### WHAT YOU SHOULD DO
Using the records below, locate all lines containing "none" and return them.

◆ ◆ ◆ ◆ ◆ ◆ ◆

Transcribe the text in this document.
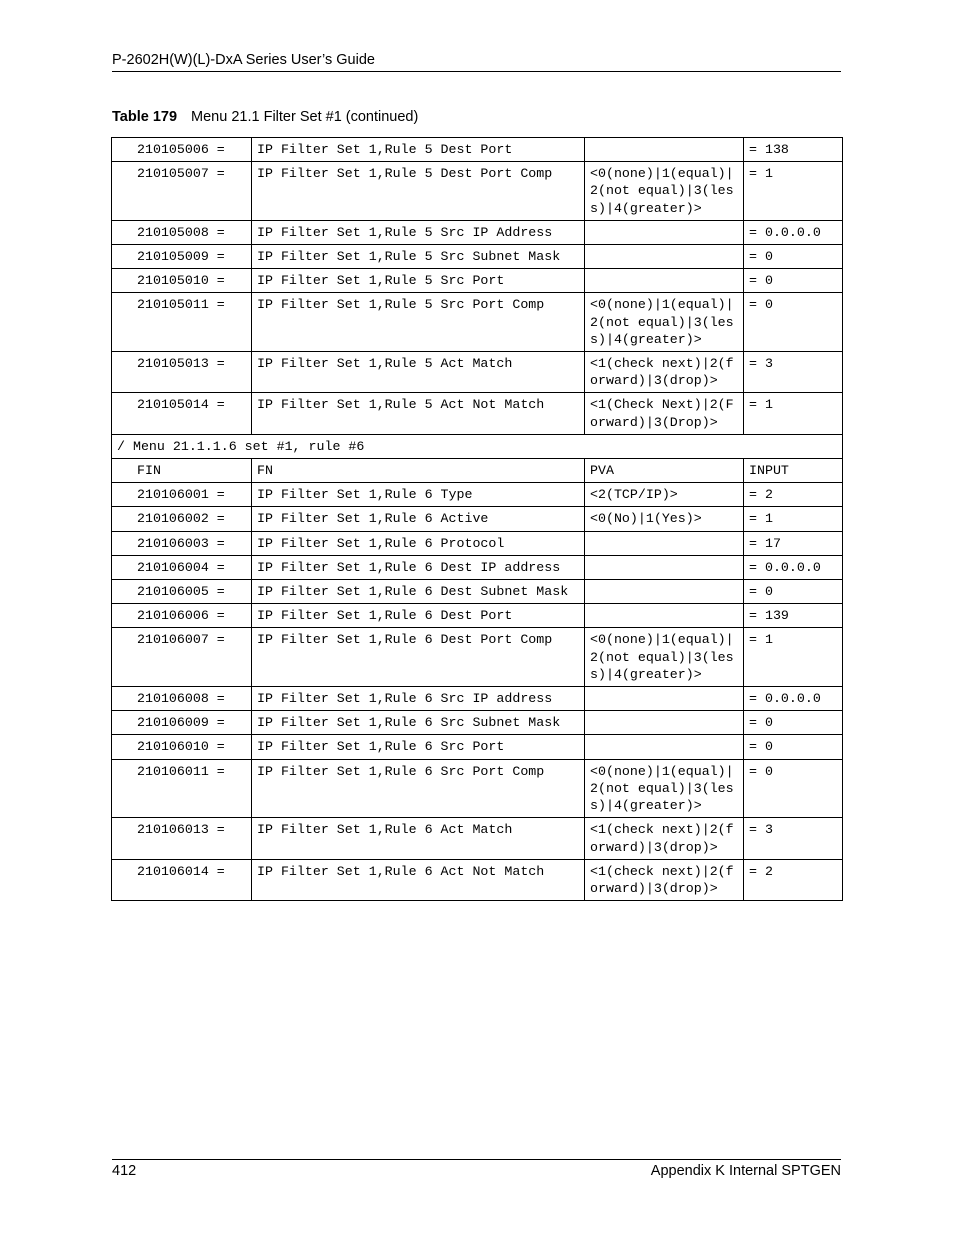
P-2602H(W)(L)-DxA Series User’s Guide
Table 179 Menu 21.1 Filter Set #1 (continued)
210105006 =	IP Filter Set 1,Rule 5 Dest Port		= 138
210105007 =	IP Filter Set 1,Rule 5 Dest Port Comp	<0(none)|1(equal)|2(not equal)|3(less)|4(greater)>	= 1
210105008 =	IP Filter Set 1,Rule 5 Src IP Address		= 0.0.0.0
210105009 =	IP Filter Set 1,Rule 5 Src Subnet Mask		= 0
210105010 =	IP Filter Set 1,Rule 5 Src Port		= 0
210105011 =	IP Filter Set 1,Rule 5 Src Port Comp	<0(none)|1(equal)|2(not equal)|3(less)|4(greater)>	= 0
210105013 =	IP Filter Set 1,Rule 5 Act Match	<1(check next)|2(forward)|3(drop)>	= 3
210105014 =	IP Filter Set 1,Rule 5 Act Not Match	<1(Check Next)|2(Forward)|3(Drop)>	= 1
/ Menu 21.1.1.6 set #1, rule #6			
FIN	FN	PVA	INPUT
210106001 =	IP Filter Set 1,Rule 6 Type	<2(TCP/IP)>	= 2
210106002 =	IP Filter Set 1,Rule 6 Active	<0(No)|1(Yes)>	= 1
210106003 =	IP Filter Set 1,Rule 6 Protocol		= 17
210106004 =	IP Filter Set 1,Rule 6 Dest IP address		= 0.0.0.0
210106005 =	IP Filter Set 1,Rule 6 Dest Subnet Mask		= 0
210106006 =	IP Filter Set 1,Rule 6 Dest Port		= 139
210106007 =	IP Filter Set 1,Rule 6 Dest Port Comp	<0(none)|1(equal)|2(not equal)|3(less)|4(greater)>	= 1
210106008 =	IP Filter Set 1,Rule 6 Src IP address		= 0.0.0.0
210106009 =	IP Filter Set 1,Rule 6 Src Subnet Mask		= 0
210106010 =	IP Filter Set 1,Rule 6 Src Port		= 0
210106011 =	IP Filter Set 1,Rule 6 Src Port Comp	<0(none)|1(equal)|2(not equal)|3(less)|4(greater)>	= 0
210106013 =	IP Filter Set 1,Rule 6 Act Match	<1(check next)|2(forward)|3(drop)>	= 3
210106014 =	IP Filter Set 1,Rule 6 Act Not Match	<1(check next)|2(forward)|3(drop)>	= 2
412	Appendix K Internal SPTGEN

◆ ◆ ◆ ◆ ◆ ◆ ◆

### SOLUTION FOR THIS PROBLEM
210105007 =	IP Filter Set 1,Rule 5 Dest Port Comp	<0(none)|1(equal)|2(not equal)|3(less)|4(greater)>	= 1
210105011 =	IP Filter Set 1,Rule 5 Src Port Comp	<0(none)|1(equal)|2(not equal)|3(less)|4(greater)>	= 0
210106007 =	IP Filter Set 1,Rule 6 Dest Port Comp	<0(none)|1(equal)|2(not equal)|3(less)|4(greater)>	= 1
210106011 =	IP Filter Set 1,Rule 6 Src Port Comp	<0(none)|1(equal)|2(not equal)|3(less)|4(greater)>	= 0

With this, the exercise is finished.